- _What to work on_:
Identify the lines that include the word "regimes", then copy all of them.

+ + + +

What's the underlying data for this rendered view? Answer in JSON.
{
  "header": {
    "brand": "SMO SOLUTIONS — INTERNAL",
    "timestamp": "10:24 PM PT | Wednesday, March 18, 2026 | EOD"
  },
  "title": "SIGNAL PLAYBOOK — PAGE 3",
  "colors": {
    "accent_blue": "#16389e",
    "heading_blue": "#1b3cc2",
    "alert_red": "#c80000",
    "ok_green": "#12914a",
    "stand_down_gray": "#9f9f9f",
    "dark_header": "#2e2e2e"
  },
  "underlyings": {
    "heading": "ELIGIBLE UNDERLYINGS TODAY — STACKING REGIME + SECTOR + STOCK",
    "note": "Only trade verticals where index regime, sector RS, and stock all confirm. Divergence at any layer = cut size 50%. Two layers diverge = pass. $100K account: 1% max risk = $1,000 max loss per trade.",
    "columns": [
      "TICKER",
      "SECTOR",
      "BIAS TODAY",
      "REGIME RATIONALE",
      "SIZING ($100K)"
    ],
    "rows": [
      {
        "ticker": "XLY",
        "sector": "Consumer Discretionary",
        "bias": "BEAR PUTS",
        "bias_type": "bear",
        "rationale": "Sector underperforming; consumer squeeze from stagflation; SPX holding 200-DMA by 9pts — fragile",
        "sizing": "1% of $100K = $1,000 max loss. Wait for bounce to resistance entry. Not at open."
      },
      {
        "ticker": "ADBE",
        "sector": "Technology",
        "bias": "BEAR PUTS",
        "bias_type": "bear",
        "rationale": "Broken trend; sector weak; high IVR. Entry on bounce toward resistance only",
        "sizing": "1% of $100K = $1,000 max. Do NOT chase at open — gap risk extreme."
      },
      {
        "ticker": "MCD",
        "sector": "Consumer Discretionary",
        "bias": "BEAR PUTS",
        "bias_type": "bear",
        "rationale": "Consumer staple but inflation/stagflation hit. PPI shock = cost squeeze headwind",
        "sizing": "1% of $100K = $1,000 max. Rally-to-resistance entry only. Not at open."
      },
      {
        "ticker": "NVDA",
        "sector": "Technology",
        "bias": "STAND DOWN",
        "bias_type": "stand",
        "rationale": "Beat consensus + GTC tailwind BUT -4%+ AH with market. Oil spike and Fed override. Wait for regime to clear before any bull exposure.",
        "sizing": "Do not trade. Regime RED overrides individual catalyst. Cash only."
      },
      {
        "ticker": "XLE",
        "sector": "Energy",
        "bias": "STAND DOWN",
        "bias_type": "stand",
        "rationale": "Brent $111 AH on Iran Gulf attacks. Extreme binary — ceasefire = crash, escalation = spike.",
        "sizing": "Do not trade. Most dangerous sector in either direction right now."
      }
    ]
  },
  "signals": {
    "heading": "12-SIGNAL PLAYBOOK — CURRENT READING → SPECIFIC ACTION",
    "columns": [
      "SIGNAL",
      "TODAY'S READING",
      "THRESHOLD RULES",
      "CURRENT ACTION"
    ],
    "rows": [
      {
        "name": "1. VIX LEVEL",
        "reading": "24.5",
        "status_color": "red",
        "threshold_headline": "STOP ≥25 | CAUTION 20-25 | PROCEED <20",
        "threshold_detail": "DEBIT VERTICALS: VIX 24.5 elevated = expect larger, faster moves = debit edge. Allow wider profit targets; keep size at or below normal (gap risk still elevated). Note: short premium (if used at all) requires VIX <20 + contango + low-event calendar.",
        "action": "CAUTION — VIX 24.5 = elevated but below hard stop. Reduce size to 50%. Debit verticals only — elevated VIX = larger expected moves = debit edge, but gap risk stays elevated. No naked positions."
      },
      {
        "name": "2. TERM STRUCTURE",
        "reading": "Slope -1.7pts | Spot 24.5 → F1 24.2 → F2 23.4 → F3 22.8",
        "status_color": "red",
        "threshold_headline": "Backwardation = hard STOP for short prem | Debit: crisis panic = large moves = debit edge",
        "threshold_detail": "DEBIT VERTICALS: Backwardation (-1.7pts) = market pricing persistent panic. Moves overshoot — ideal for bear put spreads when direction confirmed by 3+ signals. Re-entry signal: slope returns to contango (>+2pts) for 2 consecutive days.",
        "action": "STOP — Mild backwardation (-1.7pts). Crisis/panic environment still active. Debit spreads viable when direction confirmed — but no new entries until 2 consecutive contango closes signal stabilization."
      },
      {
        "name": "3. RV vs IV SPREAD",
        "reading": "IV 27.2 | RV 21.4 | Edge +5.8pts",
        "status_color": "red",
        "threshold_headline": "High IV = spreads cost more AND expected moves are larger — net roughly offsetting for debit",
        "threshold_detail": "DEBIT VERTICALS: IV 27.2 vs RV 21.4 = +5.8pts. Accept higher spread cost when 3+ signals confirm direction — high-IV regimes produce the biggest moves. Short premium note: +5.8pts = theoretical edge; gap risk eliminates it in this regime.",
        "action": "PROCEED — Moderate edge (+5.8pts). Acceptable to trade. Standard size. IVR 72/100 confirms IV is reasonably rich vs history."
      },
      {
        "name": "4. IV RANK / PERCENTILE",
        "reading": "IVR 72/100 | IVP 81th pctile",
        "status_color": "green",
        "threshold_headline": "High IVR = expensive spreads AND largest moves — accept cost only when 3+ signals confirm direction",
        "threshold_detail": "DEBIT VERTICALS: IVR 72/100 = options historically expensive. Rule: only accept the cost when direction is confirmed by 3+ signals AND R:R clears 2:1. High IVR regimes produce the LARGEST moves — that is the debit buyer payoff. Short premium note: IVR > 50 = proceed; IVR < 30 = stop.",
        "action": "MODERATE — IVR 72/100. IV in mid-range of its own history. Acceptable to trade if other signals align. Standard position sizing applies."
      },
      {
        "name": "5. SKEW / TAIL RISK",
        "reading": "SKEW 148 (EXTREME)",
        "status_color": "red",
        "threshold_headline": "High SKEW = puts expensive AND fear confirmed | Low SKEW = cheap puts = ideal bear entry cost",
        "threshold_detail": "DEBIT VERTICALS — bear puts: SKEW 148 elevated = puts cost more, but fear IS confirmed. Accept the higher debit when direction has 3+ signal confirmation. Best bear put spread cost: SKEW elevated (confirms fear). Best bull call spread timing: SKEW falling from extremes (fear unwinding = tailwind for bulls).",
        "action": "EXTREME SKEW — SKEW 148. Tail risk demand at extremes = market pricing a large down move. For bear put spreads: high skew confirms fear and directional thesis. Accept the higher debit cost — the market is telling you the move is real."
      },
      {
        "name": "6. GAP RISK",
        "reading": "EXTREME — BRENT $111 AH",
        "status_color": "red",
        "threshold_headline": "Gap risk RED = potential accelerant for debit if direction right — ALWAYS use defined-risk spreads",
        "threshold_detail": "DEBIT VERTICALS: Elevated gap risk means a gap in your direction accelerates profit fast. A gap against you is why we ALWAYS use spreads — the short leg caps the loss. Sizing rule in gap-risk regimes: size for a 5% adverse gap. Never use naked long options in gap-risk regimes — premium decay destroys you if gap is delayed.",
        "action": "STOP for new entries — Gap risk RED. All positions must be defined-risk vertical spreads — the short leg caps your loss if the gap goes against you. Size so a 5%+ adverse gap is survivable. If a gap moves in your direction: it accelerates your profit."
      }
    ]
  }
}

+ + + +

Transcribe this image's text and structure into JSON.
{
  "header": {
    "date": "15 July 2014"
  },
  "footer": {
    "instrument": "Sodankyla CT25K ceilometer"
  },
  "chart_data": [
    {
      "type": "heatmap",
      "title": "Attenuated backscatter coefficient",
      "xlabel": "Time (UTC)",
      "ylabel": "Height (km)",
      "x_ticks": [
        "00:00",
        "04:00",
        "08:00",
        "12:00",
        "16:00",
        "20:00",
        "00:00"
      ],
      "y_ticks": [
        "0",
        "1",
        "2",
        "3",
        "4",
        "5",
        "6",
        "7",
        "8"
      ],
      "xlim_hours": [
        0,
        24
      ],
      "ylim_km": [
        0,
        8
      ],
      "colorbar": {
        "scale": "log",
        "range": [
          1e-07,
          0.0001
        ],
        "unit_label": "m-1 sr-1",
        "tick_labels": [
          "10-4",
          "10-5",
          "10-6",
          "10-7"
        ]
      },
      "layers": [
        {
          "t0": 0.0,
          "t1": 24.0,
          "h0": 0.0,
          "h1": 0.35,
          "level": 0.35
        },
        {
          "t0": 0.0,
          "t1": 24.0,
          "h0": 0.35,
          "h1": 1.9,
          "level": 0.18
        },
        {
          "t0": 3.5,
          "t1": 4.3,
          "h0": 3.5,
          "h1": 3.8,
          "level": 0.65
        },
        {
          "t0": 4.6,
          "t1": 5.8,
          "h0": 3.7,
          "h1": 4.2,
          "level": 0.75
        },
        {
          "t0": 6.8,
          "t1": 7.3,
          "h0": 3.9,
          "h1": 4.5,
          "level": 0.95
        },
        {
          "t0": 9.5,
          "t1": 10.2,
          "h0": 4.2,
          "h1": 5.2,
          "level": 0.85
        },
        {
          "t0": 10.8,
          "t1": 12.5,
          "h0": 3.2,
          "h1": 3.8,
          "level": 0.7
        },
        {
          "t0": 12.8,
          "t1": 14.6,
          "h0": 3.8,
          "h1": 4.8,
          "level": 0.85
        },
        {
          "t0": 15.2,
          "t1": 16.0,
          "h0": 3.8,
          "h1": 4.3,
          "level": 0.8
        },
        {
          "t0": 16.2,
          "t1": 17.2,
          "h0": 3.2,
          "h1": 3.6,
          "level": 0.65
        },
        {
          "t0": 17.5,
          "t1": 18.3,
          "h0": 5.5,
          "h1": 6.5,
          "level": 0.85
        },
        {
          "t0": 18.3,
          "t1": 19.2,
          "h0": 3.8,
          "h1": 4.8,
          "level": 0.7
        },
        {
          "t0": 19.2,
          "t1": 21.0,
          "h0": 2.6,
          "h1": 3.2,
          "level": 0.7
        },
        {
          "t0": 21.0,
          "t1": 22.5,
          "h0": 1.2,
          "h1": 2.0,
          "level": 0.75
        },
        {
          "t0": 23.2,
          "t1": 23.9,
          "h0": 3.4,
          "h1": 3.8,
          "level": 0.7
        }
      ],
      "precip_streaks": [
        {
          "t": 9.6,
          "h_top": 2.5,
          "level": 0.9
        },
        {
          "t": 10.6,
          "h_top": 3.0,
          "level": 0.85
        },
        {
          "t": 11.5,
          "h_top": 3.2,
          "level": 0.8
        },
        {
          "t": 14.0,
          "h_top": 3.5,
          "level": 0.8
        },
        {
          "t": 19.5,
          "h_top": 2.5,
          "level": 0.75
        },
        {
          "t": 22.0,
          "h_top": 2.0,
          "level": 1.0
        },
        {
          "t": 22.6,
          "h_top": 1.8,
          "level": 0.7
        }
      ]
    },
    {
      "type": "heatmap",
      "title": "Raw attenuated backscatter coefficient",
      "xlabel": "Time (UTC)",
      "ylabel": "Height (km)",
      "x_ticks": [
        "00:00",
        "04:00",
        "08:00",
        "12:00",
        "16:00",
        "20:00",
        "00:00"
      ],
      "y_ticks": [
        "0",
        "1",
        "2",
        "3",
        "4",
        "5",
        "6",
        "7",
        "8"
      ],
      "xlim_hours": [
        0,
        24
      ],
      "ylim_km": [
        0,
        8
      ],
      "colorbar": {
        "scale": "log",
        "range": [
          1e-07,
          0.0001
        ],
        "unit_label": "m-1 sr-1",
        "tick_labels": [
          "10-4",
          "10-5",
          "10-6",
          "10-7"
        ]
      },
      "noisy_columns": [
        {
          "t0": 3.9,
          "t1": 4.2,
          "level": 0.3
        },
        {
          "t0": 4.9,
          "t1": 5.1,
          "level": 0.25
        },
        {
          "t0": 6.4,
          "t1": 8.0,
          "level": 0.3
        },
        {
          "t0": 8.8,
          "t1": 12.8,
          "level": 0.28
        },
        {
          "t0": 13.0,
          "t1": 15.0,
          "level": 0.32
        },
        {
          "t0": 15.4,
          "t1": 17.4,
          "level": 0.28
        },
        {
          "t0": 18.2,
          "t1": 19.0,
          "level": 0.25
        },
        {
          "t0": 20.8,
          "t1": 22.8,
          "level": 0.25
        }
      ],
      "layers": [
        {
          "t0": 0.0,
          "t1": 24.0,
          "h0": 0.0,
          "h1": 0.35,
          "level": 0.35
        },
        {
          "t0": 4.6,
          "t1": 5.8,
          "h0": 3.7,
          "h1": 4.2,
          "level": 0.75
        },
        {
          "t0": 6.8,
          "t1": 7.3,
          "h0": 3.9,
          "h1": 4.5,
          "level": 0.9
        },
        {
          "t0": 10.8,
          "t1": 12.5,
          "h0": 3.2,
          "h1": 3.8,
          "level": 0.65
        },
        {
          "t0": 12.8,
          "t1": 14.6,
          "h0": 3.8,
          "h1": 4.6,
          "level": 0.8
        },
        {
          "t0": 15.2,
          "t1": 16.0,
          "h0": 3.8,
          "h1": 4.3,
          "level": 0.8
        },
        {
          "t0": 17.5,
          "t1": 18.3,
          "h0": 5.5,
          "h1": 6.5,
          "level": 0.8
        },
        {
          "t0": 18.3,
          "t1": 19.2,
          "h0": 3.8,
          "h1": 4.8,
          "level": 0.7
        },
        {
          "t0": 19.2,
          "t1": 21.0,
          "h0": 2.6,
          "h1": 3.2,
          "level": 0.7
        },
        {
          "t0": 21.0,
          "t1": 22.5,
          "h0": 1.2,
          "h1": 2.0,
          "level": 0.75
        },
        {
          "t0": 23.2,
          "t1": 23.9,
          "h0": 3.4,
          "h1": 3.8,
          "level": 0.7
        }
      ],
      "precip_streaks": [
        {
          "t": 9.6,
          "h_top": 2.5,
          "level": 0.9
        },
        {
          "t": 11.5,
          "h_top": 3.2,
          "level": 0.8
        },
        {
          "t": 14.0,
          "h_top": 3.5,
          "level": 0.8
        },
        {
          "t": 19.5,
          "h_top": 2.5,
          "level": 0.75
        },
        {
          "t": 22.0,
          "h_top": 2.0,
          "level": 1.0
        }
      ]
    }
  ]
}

+ + + +

- _Answer to this task_:
        "threshold_detail": "DEBIT VERTICALS: IV 27.2 vs RV 21.4 = +5.8pts. Accept higher spread cost when 3+ signals confirm direction — high-IV regimes produce the biggest moves. Short premium note: +5.8pts = theoretical edge; gap risk eliminates it in this regime.",
        "threshold_detail": "DEBIT VERTICALS: IVR 72/100 = options historically expensive. Rule: only accept the cost when direction is confirmed by 3+ signals AND R:R clears 2:1. High IVR regimes produce the LARGEST moves — that is the debit buyer payoff. Short premium note: IVR > 50 = proceed; IVR < 30 = stop.",
        "threshold_detail": "DEBIT VERTICALS: Elevated gap risk means a gap in your direction accelerates profit fast. A gap against you is why we ALWAYS use spreads — the short leg caps the loss. Sizing rule in gap-risk regimes: size for a 5% adverse gap. Never use naked long options in gap-risk regimes — premium decay destroys you if gap is delayed.",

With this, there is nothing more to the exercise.